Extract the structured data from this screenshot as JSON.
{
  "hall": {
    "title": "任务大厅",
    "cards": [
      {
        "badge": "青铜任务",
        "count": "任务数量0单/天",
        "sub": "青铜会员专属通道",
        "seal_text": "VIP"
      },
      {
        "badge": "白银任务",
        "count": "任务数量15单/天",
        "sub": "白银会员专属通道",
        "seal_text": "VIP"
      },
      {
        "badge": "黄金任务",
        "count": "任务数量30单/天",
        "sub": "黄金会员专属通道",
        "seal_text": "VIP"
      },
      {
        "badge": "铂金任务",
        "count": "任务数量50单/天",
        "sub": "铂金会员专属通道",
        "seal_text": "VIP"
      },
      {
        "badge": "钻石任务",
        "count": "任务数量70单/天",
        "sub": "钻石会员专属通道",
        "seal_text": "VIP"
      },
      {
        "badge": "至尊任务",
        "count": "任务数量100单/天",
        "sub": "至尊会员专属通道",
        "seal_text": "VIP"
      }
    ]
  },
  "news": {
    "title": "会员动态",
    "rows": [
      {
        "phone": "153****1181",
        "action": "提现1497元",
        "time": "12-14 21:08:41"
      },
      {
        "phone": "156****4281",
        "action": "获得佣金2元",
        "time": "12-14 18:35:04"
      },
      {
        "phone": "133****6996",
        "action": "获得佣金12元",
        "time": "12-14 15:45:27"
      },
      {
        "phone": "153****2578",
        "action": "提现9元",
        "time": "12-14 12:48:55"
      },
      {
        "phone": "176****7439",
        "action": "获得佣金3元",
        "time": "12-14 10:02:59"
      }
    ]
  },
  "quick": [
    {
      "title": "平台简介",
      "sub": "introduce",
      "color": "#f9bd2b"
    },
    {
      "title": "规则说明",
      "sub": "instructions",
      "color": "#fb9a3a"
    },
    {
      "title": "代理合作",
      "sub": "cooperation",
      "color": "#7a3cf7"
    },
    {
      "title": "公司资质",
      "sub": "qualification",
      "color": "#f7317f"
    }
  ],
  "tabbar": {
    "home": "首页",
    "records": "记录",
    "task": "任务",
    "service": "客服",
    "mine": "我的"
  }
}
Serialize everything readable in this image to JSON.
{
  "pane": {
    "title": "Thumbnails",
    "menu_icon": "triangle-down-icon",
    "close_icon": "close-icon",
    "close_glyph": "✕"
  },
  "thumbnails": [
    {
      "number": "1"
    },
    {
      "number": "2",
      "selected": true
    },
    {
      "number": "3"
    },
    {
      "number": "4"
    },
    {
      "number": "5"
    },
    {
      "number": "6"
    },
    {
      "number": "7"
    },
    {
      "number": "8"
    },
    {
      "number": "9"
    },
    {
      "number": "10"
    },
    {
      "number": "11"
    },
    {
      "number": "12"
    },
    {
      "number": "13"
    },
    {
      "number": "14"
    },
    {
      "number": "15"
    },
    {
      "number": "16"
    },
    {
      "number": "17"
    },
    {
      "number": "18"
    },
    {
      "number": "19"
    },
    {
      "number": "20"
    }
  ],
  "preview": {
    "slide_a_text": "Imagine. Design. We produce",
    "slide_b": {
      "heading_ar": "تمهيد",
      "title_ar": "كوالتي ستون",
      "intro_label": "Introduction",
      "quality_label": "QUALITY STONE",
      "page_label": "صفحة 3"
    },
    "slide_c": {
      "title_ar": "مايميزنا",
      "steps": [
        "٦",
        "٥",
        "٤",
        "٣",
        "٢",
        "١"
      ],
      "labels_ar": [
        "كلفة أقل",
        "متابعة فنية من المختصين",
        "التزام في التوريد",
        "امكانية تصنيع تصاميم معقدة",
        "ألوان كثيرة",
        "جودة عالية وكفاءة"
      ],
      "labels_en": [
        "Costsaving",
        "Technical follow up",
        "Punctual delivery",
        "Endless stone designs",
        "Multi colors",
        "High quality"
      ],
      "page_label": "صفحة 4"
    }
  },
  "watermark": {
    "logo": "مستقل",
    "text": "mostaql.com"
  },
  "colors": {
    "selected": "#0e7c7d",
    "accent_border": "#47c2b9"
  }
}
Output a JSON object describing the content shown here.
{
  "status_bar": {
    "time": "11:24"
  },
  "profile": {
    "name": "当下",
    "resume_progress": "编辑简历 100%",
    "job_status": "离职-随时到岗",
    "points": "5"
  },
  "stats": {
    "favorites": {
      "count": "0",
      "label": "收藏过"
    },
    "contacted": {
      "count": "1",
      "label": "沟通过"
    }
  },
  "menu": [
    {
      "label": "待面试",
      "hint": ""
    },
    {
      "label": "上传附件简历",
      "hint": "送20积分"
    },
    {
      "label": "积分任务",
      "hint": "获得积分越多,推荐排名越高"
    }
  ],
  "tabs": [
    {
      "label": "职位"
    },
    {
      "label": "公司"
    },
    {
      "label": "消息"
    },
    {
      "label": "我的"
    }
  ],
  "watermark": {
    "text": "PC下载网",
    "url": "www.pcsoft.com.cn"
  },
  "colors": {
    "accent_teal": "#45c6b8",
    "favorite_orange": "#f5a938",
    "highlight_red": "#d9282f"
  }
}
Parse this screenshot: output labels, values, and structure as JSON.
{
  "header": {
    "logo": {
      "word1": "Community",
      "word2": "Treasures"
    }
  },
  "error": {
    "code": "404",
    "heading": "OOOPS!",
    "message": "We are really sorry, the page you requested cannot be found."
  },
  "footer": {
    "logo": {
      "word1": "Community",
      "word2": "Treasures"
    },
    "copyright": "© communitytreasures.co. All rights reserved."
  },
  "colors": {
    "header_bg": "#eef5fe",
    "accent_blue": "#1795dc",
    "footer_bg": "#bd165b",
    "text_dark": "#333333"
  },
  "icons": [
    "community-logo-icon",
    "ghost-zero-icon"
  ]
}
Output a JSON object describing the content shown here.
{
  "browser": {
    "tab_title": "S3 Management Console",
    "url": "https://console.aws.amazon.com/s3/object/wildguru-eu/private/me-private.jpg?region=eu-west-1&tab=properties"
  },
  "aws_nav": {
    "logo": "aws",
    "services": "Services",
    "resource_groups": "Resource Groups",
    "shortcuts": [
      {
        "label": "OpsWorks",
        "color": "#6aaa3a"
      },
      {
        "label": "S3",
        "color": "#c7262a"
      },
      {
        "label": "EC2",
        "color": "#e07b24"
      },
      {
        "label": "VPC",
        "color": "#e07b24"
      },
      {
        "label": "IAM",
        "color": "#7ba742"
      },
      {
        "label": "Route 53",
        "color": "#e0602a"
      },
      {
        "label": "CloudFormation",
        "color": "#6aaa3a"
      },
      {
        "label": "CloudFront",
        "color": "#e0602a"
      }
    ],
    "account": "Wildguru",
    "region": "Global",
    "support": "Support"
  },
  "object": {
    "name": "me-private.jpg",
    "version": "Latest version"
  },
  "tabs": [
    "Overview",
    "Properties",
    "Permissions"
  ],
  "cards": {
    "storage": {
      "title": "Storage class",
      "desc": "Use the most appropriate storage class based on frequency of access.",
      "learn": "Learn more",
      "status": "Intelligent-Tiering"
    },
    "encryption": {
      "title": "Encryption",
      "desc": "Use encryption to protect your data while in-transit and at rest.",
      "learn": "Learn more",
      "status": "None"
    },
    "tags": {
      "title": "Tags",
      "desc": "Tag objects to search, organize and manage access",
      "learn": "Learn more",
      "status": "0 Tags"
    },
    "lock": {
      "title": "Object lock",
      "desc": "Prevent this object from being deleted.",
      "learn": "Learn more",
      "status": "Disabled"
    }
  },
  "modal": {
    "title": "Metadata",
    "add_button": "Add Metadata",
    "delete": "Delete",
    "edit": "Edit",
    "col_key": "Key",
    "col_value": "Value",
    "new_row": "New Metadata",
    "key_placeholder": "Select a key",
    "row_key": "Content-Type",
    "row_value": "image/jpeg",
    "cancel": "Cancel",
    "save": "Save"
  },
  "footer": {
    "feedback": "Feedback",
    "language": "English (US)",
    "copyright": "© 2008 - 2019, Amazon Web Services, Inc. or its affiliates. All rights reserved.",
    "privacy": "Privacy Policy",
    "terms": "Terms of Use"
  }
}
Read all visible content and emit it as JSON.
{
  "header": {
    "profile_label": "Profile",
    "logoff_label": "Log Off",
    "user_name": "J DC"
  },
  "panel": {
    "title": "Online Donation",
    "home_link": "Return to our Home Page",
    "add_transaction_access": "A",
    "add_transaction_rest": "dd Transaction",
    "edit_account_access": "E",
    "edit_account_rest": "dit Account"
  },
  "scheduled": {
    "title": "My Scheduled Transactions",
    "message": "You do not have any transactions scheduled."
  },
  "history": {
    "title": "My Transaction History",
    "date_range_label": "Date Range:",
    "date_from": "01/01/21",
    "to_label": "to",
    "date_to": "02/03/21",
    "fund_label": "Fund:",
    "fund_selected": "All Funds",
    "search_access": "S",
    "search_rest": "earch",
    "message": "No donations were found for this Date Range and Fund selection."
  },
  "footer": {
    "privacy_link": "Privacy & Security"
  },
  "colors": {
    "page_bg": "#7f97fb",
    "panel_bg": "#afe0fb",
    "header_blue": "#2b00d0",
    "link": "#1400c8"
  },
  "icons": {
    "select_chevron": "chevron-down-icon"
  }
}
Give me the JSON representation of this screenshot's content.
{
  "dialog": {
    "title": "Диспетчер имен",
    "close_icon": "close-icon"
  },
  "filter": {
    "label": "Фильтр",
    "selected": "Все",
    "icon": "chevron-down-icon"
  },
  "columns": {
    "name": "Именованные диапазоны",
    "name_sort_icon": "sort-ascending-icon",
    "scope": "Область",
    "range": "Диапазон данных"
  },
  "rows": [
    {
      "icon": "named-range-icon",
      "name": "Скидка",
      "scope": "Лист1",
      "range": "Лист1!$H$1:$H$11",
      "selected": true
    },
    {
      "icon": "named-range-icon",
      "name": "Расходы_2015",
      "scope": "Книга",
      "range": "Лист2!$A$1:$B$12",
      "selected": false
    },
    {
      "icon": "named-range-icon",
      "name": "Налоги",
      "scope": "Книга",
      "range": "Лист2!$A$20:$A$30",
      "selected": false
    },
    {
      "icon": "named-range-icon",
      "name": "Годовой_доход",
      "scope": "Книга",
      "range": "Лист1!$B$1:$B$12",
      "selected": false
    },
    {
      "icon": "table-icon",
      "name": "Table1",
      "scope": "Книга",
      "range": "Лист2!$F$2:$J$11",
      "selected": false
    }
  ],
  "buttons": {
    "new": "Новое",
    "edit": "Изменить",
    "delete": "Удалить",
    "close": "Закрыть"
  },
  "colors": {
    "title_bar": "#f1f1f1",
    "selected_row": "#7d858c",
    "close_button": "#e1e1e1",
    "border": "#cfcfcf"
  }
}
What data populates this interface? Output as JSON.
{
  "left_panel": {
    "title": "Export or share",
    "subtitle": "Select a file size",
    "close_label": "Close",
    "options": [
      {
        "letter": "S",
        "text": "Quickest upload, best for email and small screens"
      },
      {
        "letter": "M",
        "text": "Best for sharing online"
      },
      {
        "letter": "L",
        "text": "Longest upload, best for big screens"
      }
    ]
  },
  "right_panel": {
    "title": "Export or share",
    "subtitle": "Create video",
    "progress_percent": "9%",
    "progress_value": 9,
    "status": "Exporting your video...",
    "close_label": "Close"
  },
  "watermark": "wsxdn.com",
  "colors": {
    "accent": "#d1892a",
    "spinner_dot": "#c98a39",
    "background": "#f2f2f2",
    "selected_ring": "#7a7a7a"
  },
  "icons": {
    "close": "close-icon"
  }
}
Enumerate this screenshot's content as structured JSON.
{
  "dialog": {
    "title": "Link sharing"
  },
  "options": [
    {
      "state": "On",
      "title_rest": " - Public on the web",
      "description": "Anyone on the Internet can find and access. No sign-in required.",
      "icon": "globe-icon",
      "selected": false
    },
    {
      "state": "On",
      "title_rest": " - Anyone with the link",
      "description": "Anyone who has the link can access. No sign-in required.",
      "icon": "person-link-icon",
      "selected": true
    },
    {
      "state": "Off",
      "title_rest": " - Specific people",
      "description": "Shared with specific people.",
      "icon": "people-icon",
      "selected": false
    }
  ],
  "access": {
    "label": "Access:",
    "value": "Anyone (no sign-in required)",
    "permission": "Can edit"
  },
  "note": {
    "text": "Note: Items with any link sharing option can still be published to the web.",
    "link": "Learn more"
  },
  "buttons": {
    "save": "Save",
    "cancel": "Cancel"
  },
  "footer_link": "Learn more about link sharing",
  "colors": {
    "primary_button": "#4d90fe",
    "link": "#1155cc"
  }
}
____________
YOUR OBJECTIVE:
Pick out every line above that contains the word "time" and copy it.

OUTPUT:
        "time": "12-14 21:08:41"
        "time": "12-14 18:35:04"
        "time": "12-14 15:45:27"
        "time": "12-14 12:48:55"
        "time": "12-14 10:02:59"
    "time": "11:24"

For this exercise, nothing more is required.